--- begin RECORD EXCERPTS ---
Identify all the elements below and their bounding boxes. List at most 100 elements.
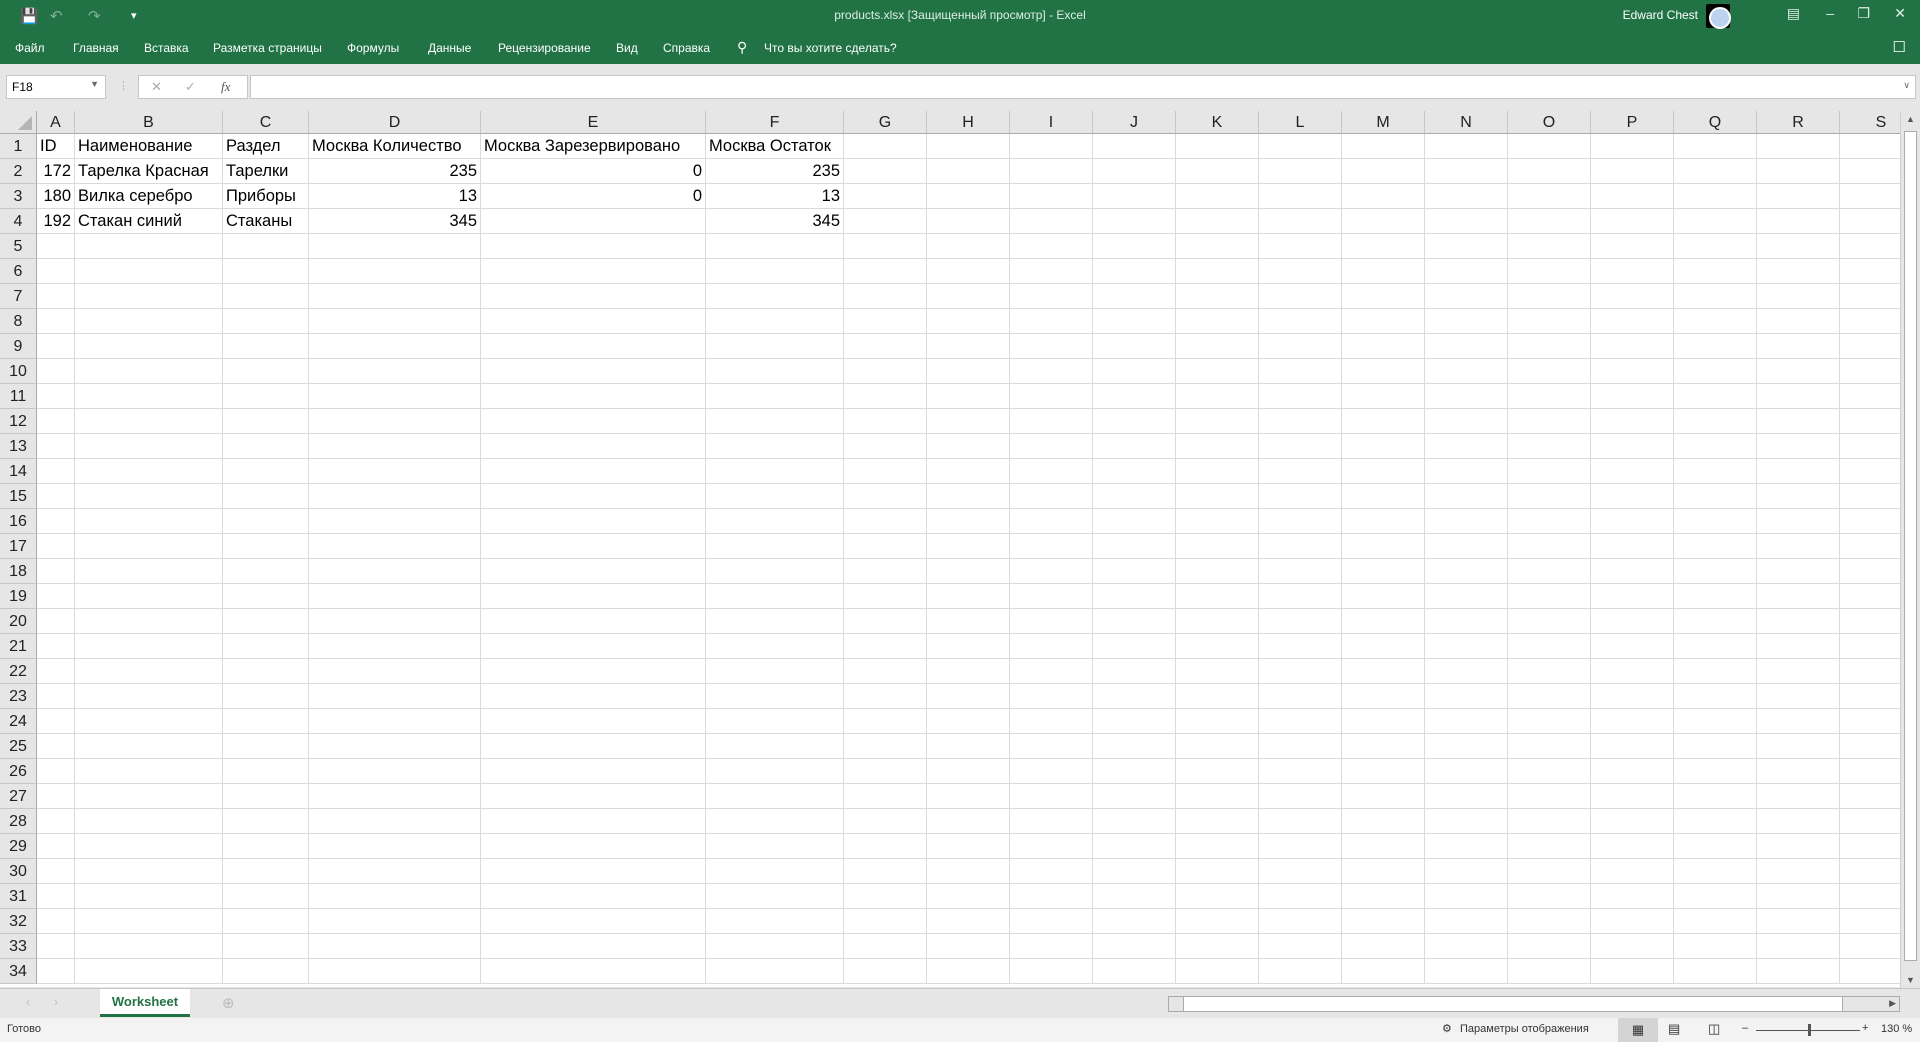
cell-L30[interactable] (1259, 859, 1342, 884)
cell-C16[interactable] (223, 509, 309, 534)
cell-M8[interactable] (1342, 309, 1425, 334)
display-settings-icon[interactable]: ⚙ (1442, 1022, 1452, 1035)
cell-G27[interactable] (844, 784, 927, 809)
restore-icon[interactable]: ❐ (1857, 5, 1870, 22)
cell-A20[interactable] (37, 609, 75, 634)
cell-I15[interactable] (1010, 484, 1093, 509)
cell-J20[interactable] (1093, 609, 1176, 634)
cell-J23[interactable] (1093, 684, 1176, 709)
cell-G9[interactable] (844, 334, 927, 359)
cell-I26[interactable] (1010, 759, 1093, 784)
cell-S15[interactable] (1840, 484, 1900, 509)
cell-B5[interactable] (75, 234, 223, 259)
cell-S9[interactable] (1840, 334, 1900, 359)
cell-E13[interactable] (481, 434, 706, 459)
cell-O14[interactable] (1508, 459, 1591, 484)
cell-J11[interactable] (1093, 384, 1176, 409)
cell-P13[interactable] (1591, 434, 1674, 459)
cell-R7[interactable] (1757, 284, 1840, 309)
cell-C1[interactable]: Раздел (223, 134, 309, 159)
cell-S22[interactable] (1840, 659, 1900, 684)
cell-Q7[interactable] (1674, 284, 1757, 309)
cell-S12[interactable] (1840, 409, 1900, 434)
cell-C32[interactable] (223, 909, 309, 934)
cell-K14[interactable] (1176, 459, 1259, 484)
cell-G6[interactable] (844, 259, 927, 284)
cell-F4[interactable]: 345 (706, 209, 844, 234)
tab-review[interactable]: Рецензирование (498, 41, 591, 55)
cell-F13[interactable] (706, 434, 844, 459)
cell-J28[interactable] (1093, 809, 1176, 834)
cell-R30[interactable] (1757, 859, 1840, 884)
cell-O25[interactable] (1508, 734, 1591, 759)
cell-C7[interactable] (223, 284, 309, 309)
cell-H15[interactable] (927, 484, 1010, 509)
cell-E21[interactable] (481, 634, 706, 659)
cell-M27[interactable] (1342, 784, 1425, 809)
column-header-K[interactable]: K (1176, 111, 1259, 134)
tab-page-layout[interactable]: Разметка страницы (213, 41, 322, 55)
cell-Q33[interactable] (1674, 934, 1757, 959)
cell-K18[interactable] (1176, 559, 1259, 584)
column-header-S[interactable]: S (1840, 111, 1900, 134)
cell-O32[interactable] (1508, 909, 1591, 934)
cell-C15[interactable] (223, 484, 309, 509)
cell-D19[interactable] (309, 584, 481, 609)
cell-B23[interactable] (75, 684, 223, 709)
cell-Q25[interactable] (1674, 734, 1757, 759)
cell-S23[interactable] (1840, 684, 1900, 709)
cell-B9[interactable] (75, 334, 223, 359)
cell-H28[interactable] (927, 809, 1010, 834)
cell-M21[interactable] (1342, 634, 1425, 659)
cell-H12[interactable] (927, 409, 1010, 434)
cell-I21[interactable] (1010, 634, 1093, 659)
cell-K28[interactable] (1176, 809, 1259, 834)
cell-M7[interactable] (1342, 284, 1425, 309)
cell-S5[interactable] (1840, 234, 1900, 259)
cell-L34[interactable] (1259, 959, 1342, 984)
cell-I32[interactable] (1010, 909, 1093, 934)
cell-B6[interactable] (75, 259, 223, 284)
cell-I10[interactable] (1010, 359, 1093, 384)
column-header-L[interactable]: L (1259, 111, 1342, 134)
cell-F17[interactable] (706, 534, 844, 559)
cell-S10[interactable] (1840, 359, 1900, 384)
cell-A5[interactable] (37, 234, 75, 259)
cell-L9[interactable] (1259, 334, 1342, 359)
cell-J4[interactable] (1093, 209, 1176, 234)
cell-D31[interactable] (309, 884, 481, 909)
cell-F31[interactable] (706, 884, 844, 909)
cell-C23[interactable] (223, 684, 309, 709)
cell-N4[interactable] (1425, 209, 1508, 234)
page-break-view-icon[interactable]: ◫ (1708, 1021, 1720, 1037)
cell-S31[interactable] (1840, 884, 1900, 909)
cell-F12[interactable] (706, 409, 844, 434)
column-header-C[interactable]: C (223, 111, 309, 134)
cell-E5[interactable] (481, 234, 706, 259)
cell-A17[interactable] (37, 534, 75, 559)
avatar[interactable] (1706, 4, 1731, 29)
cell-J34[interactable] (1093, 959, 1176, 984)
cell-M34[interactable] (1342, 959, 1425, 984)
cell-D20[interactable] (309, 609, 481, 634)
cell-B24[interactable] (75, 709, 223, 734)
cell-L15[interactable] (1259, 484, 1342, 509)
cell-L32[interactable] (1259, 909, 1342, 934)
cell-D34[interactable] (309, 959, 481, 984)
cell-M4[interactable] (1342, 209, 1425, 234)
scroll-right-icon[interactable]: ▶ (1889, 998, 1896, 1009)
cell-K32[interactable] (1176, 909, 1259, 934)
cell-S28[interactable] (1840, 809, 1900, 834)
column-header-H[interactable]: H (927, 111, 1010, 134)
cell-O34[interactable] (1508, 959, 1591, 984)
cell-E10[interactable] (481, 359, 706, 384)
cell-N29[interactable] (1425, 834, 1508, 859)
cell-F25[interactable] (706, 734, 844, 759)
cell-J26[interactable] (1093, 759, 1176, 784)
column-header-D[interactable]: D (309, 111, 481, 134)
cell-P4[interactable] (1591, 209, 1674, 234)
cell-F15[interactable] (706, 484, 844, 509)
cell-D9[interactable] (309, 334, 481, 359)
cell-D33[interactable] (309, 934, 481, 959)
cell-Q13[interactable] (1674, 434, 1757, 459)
--- end RECORD EXCERPTS ---
Copy out every line above with no changes, leaving out the pictures.

#### ANSWER TO THE EXERCISE:
Identify all the elements below and their bounding boxes. List at most 100 elements.
cell-L30[interactable] (1259, 859, 1342, 884)
cell-C16[interactable] (223, 509, 309, 534)
cell-M8[interactable] (1342, 309, 1425, 334)
display-settings-icon[interactable]: ⚙ (1442, 1022, 1452, 1035)
cell-G27[interactable] (844, 784, 927, 809)
restore-icon[interactable]: ❐ (1857, 5, 1870, 22)
cell-A20[interactable] (37, 609, 75, 634)
cell-I15[interactable] (1010, 484, 1093, 509)
cell-J20[interactable] (1093, 609, 1176, 634)
cell-J23[interactable] (1093, 684, 1176, 709)
cell-G9[interactable] (844, 334, 927, 359)
cell-I26[interactable] (1010, 759, 1093, 784)
cell-S15[interactable] (1840, 484, 1900, 509)
cell-B5[interactable] (75, 234, 223, 259)
cell-S9[interactable] (1840, 334, 1900, 359)
cell-E13[interactable] (481, 434, 706, 459)
cell-O14[interactable] (1508, 459, 1591, 484)
cell-J11[interactable] (1093, 384, 1176, 409)
cell-P13[interactable] (1591, 434, 1674, 459)
cell-R7[interactable] (1757, 284, 1840, 309)
cell-C1[interactable]: Раздел (223, 134, 309, 159)
cell-S22[interactable] (1840, 659, 1900, 684)
cell-Q7[interactable] (1674, 284, 1757, 309)
cell-S12[interactable] (1840, 409, 1900, 434)
cell-C32[interactable] (223, 909, 309, 934)
cell-K14[interactable] (1176, 459, 1259, 484)
cell-G6[interactable] (844, 259, 927, 284)
cell-F4[interactable]: 345 (706, 209, 844, 234)
tab-review[interactable]: Рецензирование (498, 41, 591, 55)
cell-F13[interactable] (706, 434, 844, 459)
cell-J28[interactable] (1093, 809, 1176, 834)
cell-R30[interactable] (1757, 859, 1840, 884)
cell-O25[interactable] (1508, 734, 1591, 759)
cell-C7[interactable] (223, 284, 309, 309)
cell-H15[interactable] (927, 484, 1010, 509)
cell-E21[interactable] (481, 634, 706, 659)
cell-M27[interactable] (1342, 784, 1425, 809)
column-header-K[interactable]: K (1176, 111, 1259, 134)
tab-page-layout[interactable]: Разметка страницы (213, 41, 322, 55)
cell-Q33[interactable] (1674, 934, 1757, 959)
cell-K18[interactable] (1176, 559, 1259, 584)
column-header-S[interactable]: S (1840, 111, 1900, 134)
cell-O32[interactable] (1508, 909, 1591, 934)
cell-C15[interactable] (223, 484, 309, 509)
cell-D19[interactable] (309, 584, 481, 609)
cell-B23[interactable] (75, 684, 223, 709)
cell-Q25[interactable] (1674, 734, 1757, 759)
cell-S23[interactable] (1840, 684, 1900, 709)
cell-B9[interactable] (75, 334, 223, 359)
cell-H28[interactable] (927, 809, 1010, 834)
cell-M21[interactable] (1342, 634, 1425, 659)
cell-H12[interactable] (927, 409, 1010, 434)
cell-I21[interactable] (1010, 634, 1093, 659)
cell-K28[interactable] (1176, 809, 1259, 834)
cell-M7[interactable] (1342, 284, 1425, 309)
cell-S5[interactable] (1840, 234, 1900, 259)
cell-L34[interactable] (1259, 959, 1342, 984)
cell-I32[interactable] (1010, 909, 1093, 934)
cell-B6[interactable] (75, 259, 223, 284)
cell-I10[interactable] (1010, 359, 1093, 384)
column-header-L[interactable]: L (1259, 111, 1342, 134)
cell-F17[interactable] (706, 534, 844, 559)
cell-S10[interactable] (1840, 359, 1900, 384)
cell-A5[interactable] (37, 234, 75, 259)
cell-L9[interactable] (1259, 334, 1342, 359)
cell-J4[interactable] (1093, 209, 1176, 234)
cell-D31[interactable] (309, 884, 481, 909)
cell-F31[interactable] (706, 884, 844, 909)
cell-C23[interactable] (223, 684, 309, 709)
cell-N4[interactable] (1425, 209, 1508, 234)
page-break-view-icon[interactable]: ◫ (1708, 1021, 1720, 1037)
cell-S31[interactable] (1840, 884, 1900, 909)
cell-F12[interactable] (706, 409, 844, 434)
column-header-C[interactable]: C (223, 111, 309, 134)
cell-E5[interactable] (481, 234, 706, 259)
cell-A17[interactable] (37, 534, 75, 559)
avatar[interactable] (1706, 4, 1731, 29)
cell-J34[interactable] (1093, 959, 1176, 984)
cell-M34[interactable] (1342, 959, 1425, 984)
cell-D20[interactable] (309, 609, 481, 634)
cell-B24[interactable] (75, 709, 223, 734)
cell-L15[interactable] (1259, 484, 1342, 509)
cell-L32[interactable] (1259, 909, 1342, 934)
cell-D34[interactable] (309, 959, 481, 984)
cell-M4[interactable] (1342, 209, 1425, 234)
scroll-right-icon[interactable]: ▶ (1889, 998, 1896, 1009)
cell-K32[interactable] (1176, 909, 1259, 934)
cell-S28[interactable] (1840, 809, 1900, 834)
column-header-H[interactable]: H (927, 111, 1010, 134)
cell-O34[interactable] (1508, 959, 1591, 984)
cell-E10[interactable] (481, 359, 706, 384)
cell-N29[interactable] (1425, 834, 1508, 859)
cell-F25[interactable] (706, 734, 844, 759)
cell-J26[interactable] (1093, 759, 1176, 784)
column-header-D[interactable]: D (309, 111, 481, 134)
cell-P4[interactable] (1591, 209, 1674, 234)
cell-F15[interactable] (706, 484, 844, 509)
cell-D9[interactable] (309, 334, 481, 359)
cell-D33[interactable] (309, 934, 481, 959)
cell-Q13[interactable] (1674, 434, 1757, 459)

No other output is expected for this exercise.